→ **Recorded data**
════
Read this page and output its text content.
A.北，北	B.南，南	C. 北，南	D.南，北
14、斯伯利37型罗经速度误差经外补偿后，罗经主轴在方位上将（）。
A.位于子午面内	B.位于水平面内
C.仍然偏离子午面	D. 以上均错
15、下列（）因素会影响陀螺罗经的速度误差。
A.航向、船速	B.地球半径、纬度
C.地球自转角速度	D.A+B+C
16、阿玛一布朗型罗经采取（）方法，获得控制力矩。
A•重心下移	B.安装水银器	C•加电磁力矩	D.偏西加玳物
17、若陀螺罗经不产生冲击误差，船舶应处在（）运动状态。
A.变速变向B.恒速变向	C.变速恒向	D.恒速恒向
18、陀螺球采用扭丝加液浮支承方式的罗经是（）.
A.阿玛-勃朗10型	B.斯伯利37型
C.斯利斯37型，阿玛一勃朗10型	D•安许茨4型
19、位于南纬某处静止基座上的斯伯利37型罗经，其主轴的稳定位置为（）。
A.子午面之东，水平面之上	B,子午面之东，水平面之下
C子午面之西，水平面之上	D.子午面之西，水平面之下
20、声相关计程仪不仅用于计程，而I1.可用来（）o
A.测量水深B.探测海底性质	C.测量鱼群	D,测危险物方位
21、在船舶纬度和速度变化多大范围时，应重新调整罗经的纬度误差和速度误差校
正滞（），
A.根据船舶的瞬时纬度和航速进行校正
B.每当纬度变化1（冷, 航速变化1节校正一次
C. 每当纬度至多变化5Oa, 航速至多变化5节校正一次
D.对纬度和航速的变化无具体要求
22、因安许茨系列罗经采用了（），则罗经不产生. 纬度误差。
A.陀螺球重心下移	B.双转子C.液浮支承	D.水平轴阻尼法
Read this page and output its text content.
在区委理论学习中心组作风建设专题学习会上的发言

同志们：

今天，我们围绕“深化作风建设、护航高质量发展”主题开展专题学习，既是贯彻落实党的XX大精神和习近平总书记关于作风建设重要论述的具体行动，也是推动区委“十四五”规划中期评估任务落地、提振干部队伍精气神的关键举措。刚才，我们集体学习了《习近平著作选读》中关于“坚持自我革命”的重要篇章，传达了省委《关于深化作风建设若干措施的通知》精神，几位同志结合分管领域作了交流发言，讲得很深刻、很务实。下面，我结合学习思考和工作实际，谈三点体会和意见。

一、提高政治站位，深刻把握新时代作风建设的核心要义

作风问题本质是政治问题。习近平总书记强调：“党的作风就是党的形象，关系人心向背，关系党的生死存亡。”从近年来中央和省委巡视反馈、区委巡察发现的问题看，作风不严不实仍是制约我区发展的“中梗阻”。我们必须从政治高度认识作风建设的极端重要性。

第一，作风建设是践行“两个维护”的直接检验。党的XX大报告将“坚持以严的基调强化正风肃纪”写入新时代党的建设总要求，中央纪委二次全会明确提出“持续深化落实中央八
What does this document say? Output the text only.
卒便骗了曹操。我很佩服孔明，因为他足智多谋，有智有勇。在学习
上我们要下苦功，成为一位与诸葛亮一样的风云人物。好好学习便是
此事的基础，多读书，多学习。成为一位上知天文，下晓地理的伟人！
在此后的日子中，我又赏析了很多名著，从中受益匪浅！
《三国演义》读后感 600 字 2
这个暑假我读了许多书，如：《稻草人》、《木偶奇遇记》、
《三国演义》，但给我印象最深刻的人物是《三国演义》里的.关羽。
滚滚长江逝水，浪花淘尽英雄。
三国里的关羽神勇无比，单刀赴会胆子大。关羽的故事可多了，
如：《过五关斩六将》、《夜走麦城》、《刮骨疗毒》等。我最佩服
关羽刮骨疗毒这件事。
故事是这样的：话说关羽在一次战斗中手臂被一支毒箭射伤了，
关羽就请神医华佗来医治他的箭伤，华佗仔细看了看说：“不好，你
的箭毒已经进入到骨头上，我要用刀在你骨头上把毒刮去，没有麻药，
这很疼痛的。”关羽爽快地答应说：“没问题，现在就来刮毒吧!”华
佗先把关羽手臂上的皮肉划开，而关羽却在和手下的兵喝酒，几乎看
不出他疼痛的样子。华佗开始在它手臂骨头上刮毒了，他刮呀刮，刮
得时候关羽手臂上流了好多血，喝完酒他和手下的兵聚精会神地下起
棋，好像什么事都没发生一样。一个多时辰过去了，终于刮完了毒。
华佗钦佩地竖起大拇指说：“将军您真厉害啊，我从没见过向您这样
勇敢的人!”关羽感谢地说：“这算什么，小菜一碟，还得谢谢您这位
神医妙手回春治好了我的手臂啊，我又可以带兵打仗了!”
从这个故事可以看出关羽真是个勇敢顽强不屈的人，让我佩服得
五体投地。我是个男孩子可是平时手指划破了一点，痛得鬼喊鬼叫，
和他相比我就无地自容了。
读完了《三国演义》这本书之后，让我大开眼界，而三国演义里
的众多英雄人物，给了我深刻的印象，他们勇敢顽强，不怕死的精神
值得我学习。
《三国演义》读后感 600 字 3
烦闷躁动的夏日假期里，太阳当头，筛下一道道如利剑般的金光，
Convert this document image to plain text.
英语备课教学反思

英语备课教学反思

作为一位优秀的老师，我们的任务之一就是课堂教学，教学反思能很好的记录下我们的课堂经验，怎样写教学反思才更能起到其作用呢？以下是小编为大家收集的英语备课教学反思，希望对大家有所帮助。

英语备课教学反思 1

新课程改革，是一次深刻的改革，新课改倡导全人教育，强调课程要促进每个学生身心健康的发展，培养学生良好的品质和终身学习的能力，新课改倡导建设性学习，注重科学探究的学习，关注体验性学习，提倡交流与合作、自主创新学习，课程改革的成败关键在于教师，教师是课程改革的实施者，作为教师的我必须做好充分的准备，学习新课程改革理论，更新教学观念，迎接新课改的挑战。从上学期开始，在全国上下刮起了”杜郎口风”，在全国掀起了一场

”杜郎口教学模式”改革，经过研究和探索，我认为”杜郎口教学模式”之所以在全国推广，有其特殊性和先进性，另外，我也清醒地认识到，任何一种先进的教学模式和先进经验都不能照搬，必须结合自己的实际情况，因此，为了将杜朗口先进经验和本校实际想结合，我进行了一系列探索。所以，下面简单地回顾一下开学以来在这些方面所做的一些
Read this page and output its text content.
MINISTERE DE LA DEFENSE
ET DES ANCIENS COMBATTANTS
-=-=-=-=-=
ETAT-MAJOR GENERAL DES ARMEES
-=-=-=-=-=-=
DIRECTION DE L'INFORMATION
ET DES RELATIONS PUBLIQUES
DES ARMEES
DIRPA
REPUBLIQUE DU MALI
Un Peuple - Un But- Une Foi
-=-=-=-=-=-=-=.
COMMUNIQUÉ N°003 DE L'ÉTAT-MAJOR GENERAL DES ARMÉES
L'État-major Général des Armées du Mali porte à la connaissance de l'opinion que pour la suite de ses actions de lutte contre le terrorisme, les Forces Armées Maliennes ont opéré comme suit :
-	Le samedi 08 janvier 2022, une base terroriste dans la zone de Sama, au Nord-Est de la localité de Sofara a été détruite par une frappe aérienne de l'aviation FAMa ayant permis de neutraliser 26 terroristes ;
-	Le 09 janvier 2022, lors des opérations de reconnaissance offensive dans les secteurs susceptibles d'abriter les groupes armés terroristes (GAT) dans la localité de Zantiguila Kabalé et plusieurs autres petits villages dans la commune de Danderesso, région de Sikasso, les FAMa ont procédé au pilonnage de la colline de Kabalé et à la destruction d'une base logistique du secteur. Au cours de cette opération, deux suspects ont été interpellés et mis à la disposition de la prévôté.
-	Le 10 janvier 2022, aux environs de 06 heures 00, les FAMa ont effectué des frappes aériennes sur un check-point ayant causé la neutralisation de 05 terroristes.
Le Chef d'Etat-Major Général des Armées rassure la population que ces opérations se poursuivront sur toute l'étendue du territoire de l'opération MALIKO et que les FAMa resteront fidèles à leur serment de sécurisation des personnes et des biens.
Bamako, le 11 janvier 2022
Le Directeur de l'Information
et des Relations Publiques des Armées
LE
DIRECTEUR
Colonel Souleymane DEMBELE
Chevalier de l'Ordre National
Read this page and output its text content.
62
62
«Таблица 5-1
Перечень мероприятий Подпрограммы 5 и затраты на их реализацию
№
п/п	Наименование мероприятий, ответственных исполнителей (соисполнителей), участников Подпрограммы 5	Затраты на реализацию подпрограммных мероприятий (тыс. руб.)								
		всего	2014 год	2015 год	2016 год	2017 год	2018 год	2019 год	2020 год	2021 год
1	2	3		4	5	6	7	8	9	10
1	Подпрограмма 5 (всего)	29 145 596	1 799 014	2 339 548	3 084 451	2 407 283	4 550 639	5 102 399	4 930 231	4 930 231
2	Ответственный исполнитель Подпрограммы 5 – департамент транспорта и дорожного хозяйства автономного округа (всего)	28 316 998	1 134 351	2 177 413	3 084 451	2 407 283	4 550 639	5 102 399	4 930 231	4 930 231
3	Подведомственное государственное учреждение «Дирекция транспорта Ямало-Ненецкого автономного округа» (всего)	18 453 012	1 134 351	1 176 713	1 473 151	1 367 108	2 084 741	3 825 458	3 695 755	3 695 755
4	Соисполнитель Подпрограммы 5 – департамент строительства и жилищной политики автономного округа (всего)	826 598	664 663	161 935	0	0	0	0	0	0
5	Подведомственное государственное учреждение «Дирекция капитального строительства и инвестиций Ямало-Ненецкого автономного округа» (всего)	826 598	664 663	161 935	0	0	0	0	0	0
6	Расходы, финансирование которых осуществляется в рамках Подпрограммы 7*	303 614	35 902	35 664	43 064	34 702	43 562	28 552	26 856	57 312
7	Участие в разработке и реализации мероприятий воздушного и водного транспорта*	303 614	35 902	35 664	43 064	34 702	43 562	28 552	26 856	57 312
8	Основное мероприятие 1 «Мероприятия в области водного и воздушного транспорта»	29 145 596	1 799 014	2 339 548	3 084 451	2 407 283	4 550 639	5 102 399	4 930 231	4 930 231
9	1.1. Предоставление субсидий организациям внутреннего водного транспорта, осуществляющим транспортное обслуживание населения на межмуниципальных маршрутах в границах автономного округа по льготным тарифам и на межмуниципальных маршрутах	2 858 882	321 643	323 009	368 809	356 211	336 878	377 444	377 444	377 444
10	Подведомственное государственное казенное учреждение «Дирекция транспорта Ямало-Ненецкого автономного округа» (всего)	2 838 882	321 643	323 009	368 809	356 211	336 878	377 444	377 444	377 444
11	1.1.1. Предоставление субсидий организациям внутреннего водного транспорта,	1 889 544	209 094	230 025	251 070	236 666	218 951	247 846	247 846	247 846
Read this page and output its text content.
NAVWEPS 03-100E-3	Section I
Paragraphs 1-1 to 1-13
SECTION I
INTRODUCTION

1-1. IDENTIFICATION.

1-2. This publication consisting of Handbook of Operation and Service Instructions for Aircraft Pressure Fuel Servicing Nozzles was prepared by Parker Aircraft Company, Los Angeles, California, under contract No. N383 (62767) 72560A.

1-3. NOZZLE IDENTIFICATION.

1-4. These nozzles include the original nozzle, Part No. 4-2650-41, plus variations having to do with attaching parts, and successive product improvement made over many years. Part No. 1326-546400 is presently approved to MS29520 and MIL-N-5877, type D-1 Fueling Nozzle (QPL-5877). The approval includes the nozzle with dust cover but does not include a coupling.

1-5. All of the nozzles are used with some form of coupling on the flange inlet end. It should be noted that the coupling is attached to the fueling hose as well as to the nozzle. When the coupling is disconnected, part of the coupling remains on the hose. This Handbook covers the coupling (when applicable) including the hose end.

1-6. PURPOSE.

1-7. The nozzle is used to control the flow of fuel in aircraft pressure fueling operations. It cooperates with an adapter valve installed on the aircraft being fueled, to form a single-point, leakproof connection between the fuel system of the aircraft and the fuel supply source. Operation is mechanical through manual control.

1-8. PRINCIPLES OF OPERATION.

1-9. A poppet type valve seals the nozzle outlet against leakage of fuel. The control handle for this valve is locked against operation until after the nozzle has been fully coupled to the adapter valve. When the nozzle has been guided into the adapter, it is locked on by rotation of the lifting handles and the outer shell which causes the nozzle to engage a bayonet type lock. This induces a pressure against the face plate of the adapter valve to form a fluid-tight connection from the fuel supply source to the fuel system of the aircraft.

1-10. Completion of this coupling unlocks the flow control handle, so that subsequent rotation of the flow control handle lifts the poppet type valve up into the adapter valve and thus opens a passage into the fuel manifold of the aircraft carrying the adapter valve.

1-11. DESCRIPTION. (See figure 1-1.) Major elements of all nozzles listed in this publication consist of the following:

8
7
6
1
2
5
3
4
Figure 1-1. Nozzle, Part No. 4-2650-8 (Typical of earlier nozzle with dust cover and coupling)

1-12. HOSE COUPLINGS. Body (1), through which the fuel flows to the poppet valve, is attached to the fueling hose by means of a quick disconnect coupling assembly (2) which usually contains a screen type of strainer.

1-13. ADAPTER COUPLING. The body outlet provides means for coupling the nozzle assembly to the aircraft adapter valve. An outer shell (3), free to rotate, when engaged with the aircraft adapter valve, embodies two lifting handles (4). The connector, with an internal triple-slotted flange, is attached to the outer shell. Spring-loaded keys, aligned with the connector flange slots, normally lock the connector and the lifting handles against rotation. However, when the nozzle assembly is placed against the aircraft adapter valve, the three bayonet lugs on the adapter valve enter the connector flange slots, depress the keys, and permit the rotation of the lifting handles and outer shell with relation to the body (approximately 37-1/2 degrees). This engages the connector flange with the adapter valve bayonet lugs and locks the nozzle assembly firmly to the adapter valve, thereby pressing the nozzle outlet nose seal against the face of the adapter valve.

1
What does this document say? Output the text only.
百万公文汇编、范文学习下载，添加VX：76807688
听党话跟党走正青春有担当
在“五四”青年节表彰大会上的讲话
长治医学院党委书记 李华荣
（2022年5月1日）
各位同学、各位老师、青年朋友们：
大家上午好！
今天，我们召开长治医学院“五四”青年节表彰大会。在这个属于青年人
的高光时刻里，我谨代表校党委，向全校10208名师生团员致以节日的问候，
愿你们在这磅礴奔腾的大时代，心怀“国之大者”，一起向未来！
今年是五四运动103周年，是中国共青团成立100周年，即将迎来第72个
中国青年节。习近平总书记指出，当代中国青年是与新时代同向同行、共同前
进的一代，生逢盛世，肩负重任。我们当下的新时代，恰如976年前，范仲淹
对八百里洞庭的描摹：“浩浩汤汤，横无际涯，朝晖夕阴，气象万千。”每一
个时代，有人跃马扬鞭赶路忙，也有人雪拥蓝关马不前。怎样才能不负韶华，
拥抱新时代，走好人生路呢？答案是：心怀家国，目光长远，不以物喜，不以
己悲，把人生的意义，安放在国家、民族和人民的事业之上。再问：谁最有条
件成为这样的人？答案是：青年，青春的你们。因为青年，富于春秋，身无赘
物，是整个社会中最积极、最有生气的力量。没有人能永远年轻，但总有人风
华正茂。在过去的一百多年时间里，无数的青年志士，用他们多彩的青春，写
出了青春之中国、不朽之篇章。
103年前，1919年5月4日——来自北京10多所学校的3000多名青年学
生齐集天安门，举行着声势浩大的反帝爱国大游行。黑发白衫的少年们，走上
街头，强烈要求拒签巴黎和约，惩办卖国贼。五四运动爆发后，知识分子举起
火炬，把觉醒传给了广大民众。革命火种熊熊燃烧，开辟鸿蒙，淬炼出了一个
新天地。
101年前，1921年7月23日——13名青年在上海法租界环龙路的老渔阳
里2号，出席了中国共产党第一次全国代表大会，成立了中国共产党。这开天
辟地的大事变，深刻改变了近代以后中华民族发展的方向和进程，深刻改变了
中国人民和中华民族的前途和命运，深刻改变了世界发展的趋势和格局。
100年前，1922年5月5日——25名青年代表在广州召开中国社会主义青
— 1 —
════
Respond with the number of lines containing "that" and no additional words.

→ **Solution to the problem**
2